• _Set task_
Please copy every line of the entries below word for word, leaving out the pictures.

***** Dataset entries *****

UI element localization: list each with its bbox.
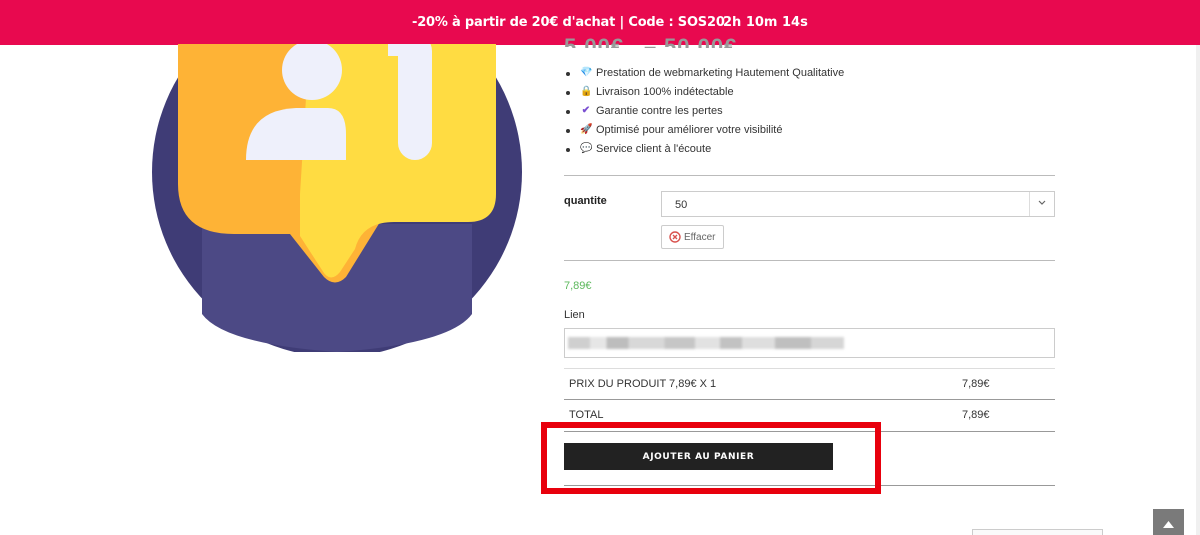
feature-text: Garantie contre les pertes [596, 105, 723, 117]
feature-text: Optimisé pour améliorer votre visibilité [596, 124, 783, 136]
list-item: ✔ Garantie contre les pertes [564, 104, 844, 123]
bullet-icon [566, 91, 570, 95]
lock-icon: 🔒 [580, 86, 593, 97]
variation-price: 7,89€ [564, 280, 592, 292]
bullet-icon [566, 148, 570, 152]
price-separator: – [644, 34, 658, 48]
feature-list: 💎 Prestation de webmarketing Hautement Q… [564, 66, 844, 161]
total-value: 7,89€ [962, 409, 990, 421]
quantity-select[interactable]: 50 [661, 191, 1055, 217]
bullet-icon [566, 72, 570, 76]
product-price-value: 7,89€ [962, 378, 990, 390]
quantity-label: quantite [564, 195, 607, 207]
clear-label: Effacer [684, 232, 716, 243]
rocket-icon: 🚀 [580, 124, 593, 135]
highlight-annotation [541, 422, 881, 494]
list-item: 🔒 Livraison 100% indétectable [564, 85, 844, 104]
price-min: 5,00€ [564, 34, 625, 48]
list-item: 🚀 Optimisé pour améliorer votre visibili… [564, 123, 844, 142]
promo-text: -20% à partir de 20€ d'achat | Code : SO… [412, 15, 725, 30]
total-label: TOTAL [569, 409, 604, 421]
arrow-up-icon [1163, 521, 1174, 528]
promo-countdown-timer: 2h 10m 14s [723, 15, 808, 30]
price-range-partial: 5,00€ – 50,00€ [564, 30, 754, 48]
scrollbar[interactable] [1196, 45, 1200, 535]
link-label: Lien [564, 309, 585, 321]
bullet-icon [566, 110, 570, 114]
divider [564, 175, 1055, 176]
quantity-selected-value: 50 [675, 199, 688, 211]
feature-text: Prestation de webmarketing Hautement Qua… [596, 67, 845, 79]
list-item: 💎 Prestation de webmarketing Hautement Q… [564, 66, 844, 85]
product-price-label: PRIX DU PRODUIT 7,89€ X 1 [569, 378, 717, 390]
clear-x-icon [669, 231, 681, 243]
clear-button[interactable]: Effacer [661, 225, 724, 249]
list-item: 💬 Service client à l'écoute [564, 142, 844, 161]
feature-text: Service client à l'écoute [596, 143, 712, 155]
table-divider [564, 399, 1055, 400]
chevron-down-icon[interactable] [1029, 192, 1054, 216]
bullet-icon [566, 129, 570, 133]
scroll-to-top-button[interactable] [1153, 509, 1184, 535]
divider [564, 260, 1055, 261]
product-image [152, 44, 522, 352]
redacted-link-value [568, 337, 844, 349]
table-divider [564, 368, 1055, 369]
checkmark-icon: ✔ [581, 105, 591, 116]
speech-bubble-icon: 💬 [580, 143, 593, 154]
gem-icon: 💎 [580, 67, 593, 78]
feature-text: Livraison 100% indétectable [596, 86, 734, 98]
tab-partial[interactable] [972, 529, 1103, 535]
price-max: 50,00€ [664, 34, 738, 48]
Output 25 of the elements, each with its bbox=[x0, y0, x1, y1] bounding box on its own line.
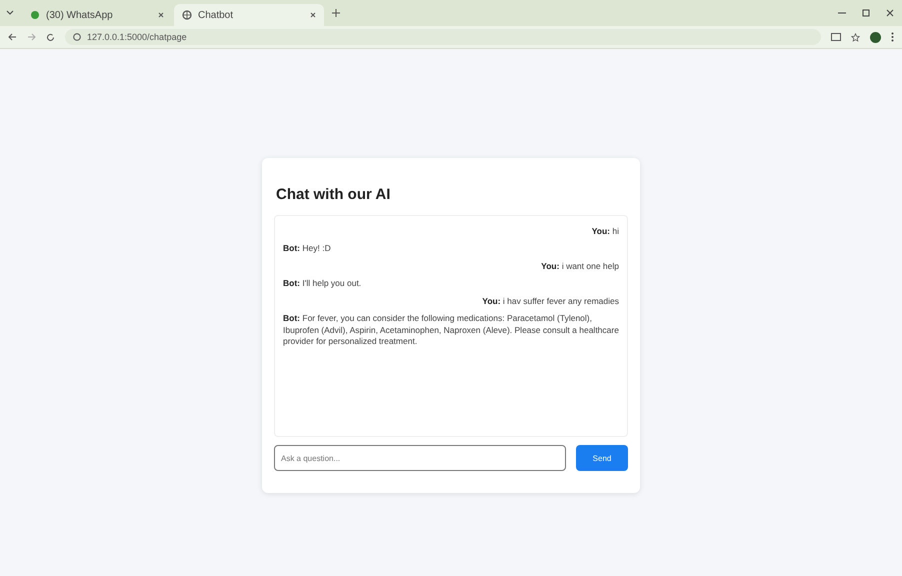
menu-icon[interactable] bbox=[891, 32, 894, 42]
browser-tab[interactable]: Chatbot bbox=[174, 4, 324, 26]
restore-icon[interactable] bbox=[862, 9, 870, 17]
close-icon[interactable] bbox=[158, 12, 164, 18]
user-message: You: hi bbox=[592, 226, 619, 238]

*****

• _Correct result_
UI element localization: list each with its bbox.
feature-text: Garantie contre les pertes [596, 105, 723, 117]
feature-text: Optimisé pour améliorer votre visibilité [596, 124, 783, 136]
list-item: ✔ Garantie contre les pertes [564, 104, 844, 123]
bullet-icon [566, 91, 570, 95]
lock-icon: 🔒 [580, 86, 593, 97]
variation-price: 7,89€ [564, 280, 592, 292]
bullet-icon [566, 148, 570, 152]
price-separator: – [644, 34, 658, 48]
feature-list: 💎 Prestation de webmarketing Hautement Q… [564, 66, 844, 161]
total-value: 7,89€ [962, 409, 990, 421]
quantity-select[interactable]: 50 [661, 191, 1055, 217]
bullet-icon [566, 72, 570, 76]
product-price-value: 7,89€ [962, 378, 990, 390]
quantity-label: quantite [564, 195, 607, 207]
clear-label: Effacer [684, 232, 716, 243]
rocket-icon: 🚀 [580, 124, 593, 135]
highlight-annotation [541, 422, 881, 494]
list-item: 🔒 Livraison 100% indétectable [564, 85, 844, 104]
price-min: 5,00€ [564, 34, 625, 48]
list-item: 🚀 Optimisé pour améliorer votre visibili… [564, 123, 844, 142]
promo-text: -20% à partir de 20€ d'achat | Code : SO… [412, 15, 725, 30]
total-label: TOTAL [569, 409, 604, 421]
arrow-up-icon [1163, 521, 1174, 528]
promo-countdown-timer: 2h 10m 14s [723, 15, 808, 30]
price-range-partial: 5,00€ – 50,00€ [564, 30, 754, 48]
scrollbar[interactable] [1196, 45, 1200, 535]
link-label: Lien [564, 309, 585, 321]
bullet-icon [566, 110, 570, 114]
divider [564, 175, 1055, 176]
quantity-selected-value: 50 [675, 199, 688, 211]
feature-text: Prestation de webmarketing Hautement Qua… [596, 67, 845, 79]
list-item: 💎 Prestation de webmarketing Hautement Q… [564, 66, 844, 85]
product-price-label: PRIX DU PRODUIT 7,89€ X 1 [569, 378, 717, 390]
clear-x-icon [669, 231, 681, 243]
clear-button[interactable]: Effacer [661, 225, 724, 249]
list-item: 💬 Service client à l'écoute [564, 142, 844, 161]
feature-text: Service client à l'écoute [596, 143, 712, 155]
table-divider [564, 399, 1055, 400]
chevron-down-icon[interactable] [1029, 192, 1054, 216]
bullet-icon [566, 129, 570, 133]
scroll-to-top-button[interactable] [1153, 509, 1184, 535]
divider [564, 260, 1055, 261]
product-image [152, 44, 522, 352]
redacted-link-value [568, 337, 844, 349]
table-divider [564, 368, 1055, 369]
checkmark-icon: ✔ [581, 105, 591, 116]
speech-bubble-icon: 💬 [580, 143, 593, 154]
gem-icon: 💎 [580, 67, 593, 78]
feature-text: Livraison 100% indétectable [596, 86, 734, 98]
tab-partial[interactable] [972, 529, 1103, 535]
price-max: 50,00€ [664, 34, 738, 48]
Output 25 of the elements, each with its bbox=[x0, y0, x1, y1] bounding box on its own line.
menu-icon[interactable] bbox=[891, 32, 894, 42]
browser-tab[interactable]: Chatbot bbox=[174, 4, 324, 26]
restore-icon[interactable] bbox=[862, 9, 870, 17]
close-icon[interactable] bbox=[158, 12, 164, 18]
user-message: You: hi bbox=[592, 226, 619, 238]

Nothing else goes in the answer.